Listed records ▸

┄┄┄┄┄┄┄┄┄┄

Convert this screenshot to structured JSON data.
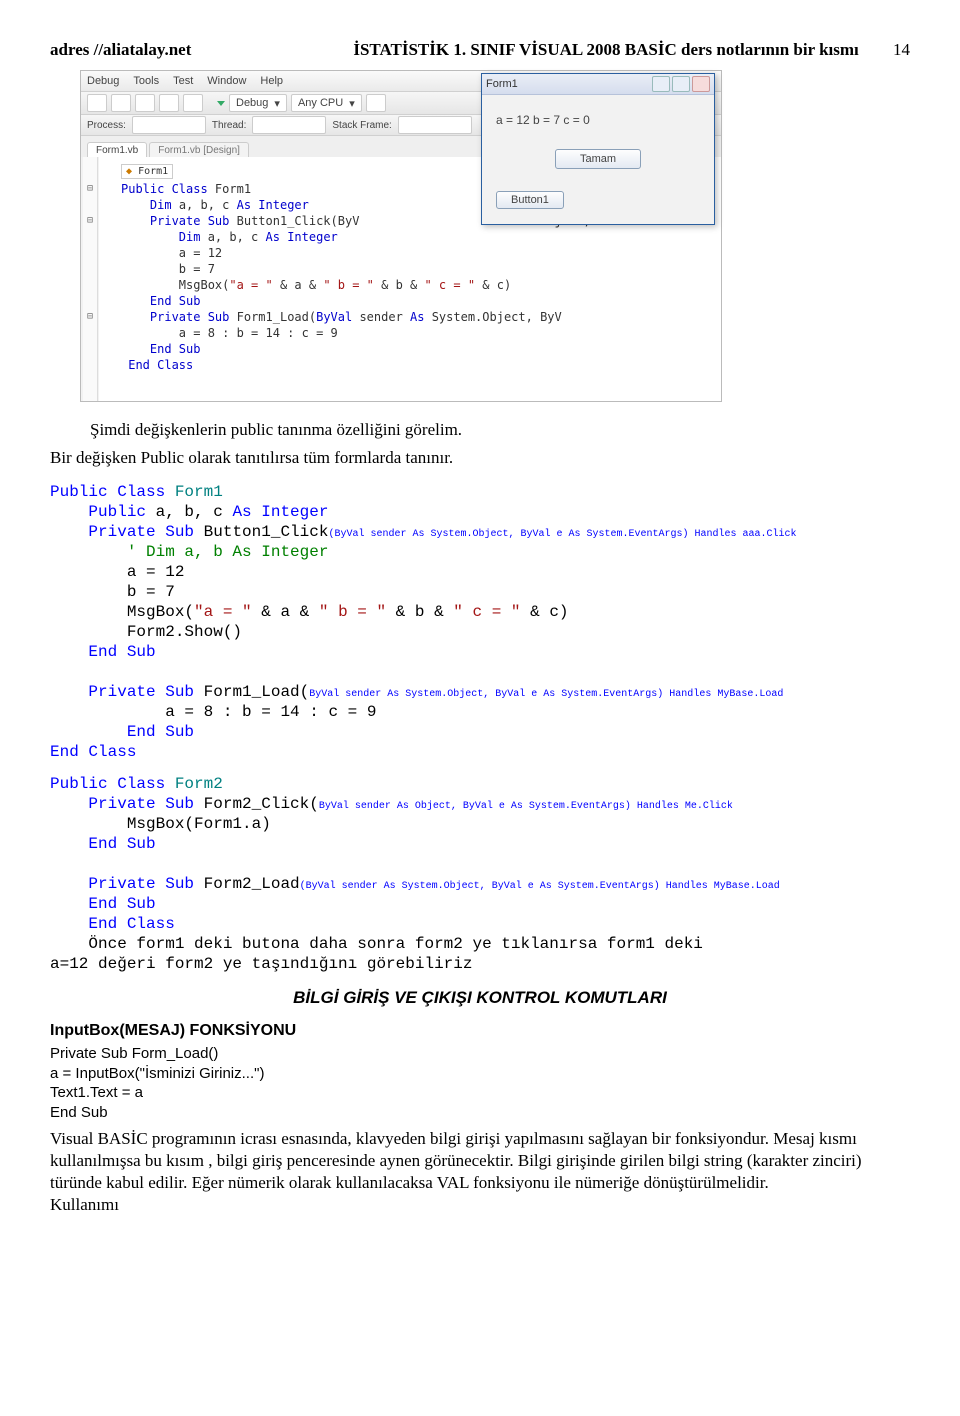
{
  "header": {
    "left": "adres //aliatalay.net",
    "right": "İSTATİSTİK 1. SINIF VİSUAL 2008 BASİC ders notlarının bir kısmı",
    "page_number": "14"
  },
  "ide": {
    "menu": [
      "Debug",
      "Tools",
      "Test",
      "Window",
      "Help"
    ],
    "toolbar": {
      "config": "Debug",
      "cpu": "Any CPU"
    },
    "toolbar2": {
      "process": "Process:",
      "thread": "Thread:",
      "stack": "Stack Frame:"
    },
    "tabs": {
      "active": "Form1.vb",
      "inactive": "Form1.vb [Design]"
    },
    "nav_left": "Form1",
    "form_window": {
      "title": "Form1",
      "label_text": "a = 12 b = 7 c = 0",
      "button_ok": "Tamam",
      "button_b1": "Button1"
    },
    "code_lines": [
      "Public Class Form1",
      "    Dim a, b, c As Integer",
      "    Private Sub Button1_Click(ByV                           ject,",
      "        Dim a, b, c As Integer",
      "        a = 12",
      "        b = 7",
      "        MsgBox(\"a = \" & a & \" b = \" & b & \" c = \" & c)",
      "    End Sub",
      "    Private Sub Form1_Load(ByVal sender As System.Object, ByV",
      "        a = 8 : b = 14 : c = 9",
      "    End Sub",
      " End Class"
    ]
  },
  "intro_line": "Şimdi değişkenlerin  public tanınma özelliğini görelim.",
  "intro_line2": "Bir değişken Public olarak tanıtılırsa tüm formlarda tanınır.",
  "code1": {
    "l1a": "Public",
    "l1b": " Class",
    "l1c": " Form1",
    "l2a": "    Public",
    "l2b": " a, b, c ",
    "l2c": "As",
    "l2d": " Integer",
    "l3a": "    Private",
    "l3b": " Sub",
    "l3c": " Button1_Click",
    "l3s": "(ByVal sender As System.Object, ByVal e As System.EventArgs) Handles aaa.Click",
    "l4": "        ' Dim a, b As Integer",
    "l5": "        a = 12",
    "l6": "        b = 7",
    "l7a": "        MsgBox(",
    "l7b": "\"a = \"",
    "l7c": " & a & ",
    "l7d": "\" b = \"",
    "l7e": " & b & ",
    "l7f": "\" c = \"",
    "l7g": " & c)",
    "l8": "        Form2.Show()",
    "l9a": "    End",
    "l9b": " Sub",
    "l10a": "    Private",
    "l10b": " Sub",
    "l10c": " Form1_Load(",
    "l10s": "ByVal sender As System.Object, ByVal e As System.EventArgs) Handles MyBase.Load",
    "l11": "            a = 8 : b = 14 : c = 9",
    "l12a": "        End",
    "l12b": " Sub",
    "l13a": "End",
    "l13b": " Class"
  },
  "code2": {
    "l1a": "Public",
    "l1b": " Class",
    "l1c": " Form2",
    "l2a": "    Private",
    "l2b": " Sub",
    "l2c": " Form2_Click(",
    "l2s": "ByVal sender As Object, ByVal e As System.EventArgs) Handles Me.Click",
    "l3": "        MsgBox(Form1.a)",
    "l4a": "    End",
    "l4b": " Sub",
    "l5a": "    Private",
    "l5b": " Sub",
    "l5c": " Form2_Load",
    "l5s": "(ByVal sender As System.Object, ByVal e As System.EventArgs) Handles MyBase.Load",
    "l6a": "    End",
    "l6b": " Sub",
    "l7a": "    End",
    "l7b": " Class",
    "desc1": "    Önce form1 deki butona daha sonra form2 ye tıklanırsa form1 deki",
    "desc2": "a=12 değeri form2 ye taşındığını görebiliriz"
  },
  "heading_center": "BİLGİ GİRİŞ VE ÇIKIŞI KONTROL KOMUTLARI",
  "inputbox": {
    "title": "InputBox(MESAJ) FONKSİYONU",
    "l1": "Private Sub Form_Load()",
    "l2": "a = InputBox(\"İsminizi Giriniz...\")",
    "l3": "Text1.Text = a",
    "l4": "End Sub"
  },
  "bottom_para": "Visual BASİC programının icrası esnasında, klavyeden bilgi girişi yapılmasını sağlayan bir fonksiyondur. Mesaj kısmı kullanılmışsa bu  kısım , bilgi giriş penceresinde aynen görünecektir. Bilgi girişinde girilen bilgi string (karakter zinciri) türünde kabul edilir. Eğer nümerik olarak kullanılacaksa VAL fonksiyonu ile nümeriğe dönüştürülmelidir.",
  "bottom_last": "Kullanımı"
}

┄┄┄┄┄┄┄┄┄┄

What is expected ▸ Return all of the data exactly as written, and drop the pictures.

In response ▸
Convert this screenshot to structured JSON data.
{
  "header": {
    "left": "adres //aliatalay.net",
    "right": "İSTATİSTİK 1. SINIF VİSUAL 2008 BASİC ders notlarının bir kısmı",
    "page_number": "14"
  },
  "ide": {
    "menu": [
      "Debug",
      "Tools",
      "Test",
      "Window",
      "Help"
    ],
    "toolbar": {
      "config": "Debug",
      "cpu": "Any CPU"
    },
    "toolbar2": {
      "process": "Process:",
      "thread": "Thread:",
      "stack": "Stack Frame:"
    },
    "tabs": {
      "active": "Form1.vb",
      "inactive": "Form1.vb [Design]"
    },
    "nav_left": "Form1",
    "form_window": {
      "title": "Form1",
      "label_text": "a = 12 b = 7 c = 0",
      "button_ok": "Tamam",
      "button_b1": "Button1"
    },
    "code_lines": [
      "Public Class Form1",
      "    Dim a, b, c As Integer",
      "    Private Sub Button1_Click(ByV                           ject,",
      "        Dim a, b, c As Integer",
      "        a = 12",
      "        b = 7",
      "        MsgBox(\"a = \" & a & \" b = \" & b & \" c = \" & c)",
      "    End Sub",
      "    Private Sub Form1_Load(ByVal sender As System.Object, ByV",
      "        a = 8 : b = 14 : c = 9",
      "    End Sub",
      " End Class"
    ]
  },
  "intro_line": "Şimdi değişkenlerin  public tanınma özelliğini görelim.",
  "intro_line2": "Bir değişken Public olarak tanıtılırsa tüm formlarda tanınır.",
  "code1": {
    "l1a": "Public",
    "l1b": " Class",
    "l1c": " Form1",
    "l2a": "    Public",
    "l2b": " a, b, c ",
    "l2c": "As",
    "l2d": " Integer",
    "l3a": "    Private",
    "l3b": " Sub",
    "l3c": " Button1_Click",
    "l3s": "(ByVal sender As System.Object, ByVal e As System.EventArgs) Handles aaa.Click",
    "l4": "        ' Dim a, b As Integer",
    "l5": "        a = 12",
    "l6": "        b = 7",
    "l7a": "        MsgBox(",
    "l7b": "\"a = \"",
    "l7c": " & a & ",
    "l7d": "\" b = \"",
    "l7e": " & b & ",
    "l7f": "\" c = \"",
    "l7g": " & c)",
    "l8": "        Form2.Show()",
    "l9a": "    End",
    "l9b": " Sub",
    "l10a": "    Private",
    "l10b": " Sub",
    "l10c": " Form1_Load(",
    "l10s": "ByVal sender As System.Object, ByVal e As System.EventArgs) Handles MyBase.Load",
    "l11": "            a = 8 : b = 14 : c = 9",
    "l12a": "        End",
    "l12b": " Sub",
    "l13a": "End",
    "l13b": " Class"
  },
  "code2": {
    "l1a": "Public",
    "l1b": " Class",
    "l1c": " Form2",
    "l2a": "    Private",
    "l2b": " Sub",
    "l2c": " Form2_Click(",
    "l2s": "ByVal sender As Object, ByVal e As System.EventArgs) Handles Me.Click",
    "l3": "        MsgBox(Form1.a)",
    "l4a": "    End",
    "l4b": " Sub",
    "l5a": "    Private",
    "l5b": " Sub",
    "l5c": " Form2_Load",
    "l5s": "(ByVal sender As System.Object, ByVal e As System.EventArgs) Handles MyBase.Load",
    "l6a": "    End",
    "l6b": " Sub",
    "l7a": "    End",
    "l7b": " Class",
    "desc1": "    Önce form1 deki butona daha sonra form2 ye tıklanırsa form1 deki",
    "desc2": "a=12 değeri form2 ye taşındığını görebiliriz"
  },
  "heading_center": "BİLGİ GİRİŞ VE ÇIKIŞI KONTROL KOMUTLARI",
  "inputbox": {
    "title": "InputBox(MESAJ) FONKSİYONU",
    "l1": "Private Sub Form_Load()",
    "l2": "a = InputBox(\"İsminizi Giriniz...\")",
    "l3": "Text1.Text = a",
    "l4": "End Sub"
  },
  "bottom_para": "Visual BASİC programının icrası esnasında, klavyeden bilgi girişi yapılmasını sağlayan bir fonksiyondur. Mesaj kısmı kullanılmışsa bu  kısım , bilgi giriş penceresinde aynen görünecektir. Bilgi girişinde girilen bilgi string (karakter zinciri) türünde kabul edilir. Eğer nümerik olarak kullanılacaksa VAL fonksiyonu ile nümeriğe dönüştürülmelidir.",
  "bottom_last": "Kullanımı"
}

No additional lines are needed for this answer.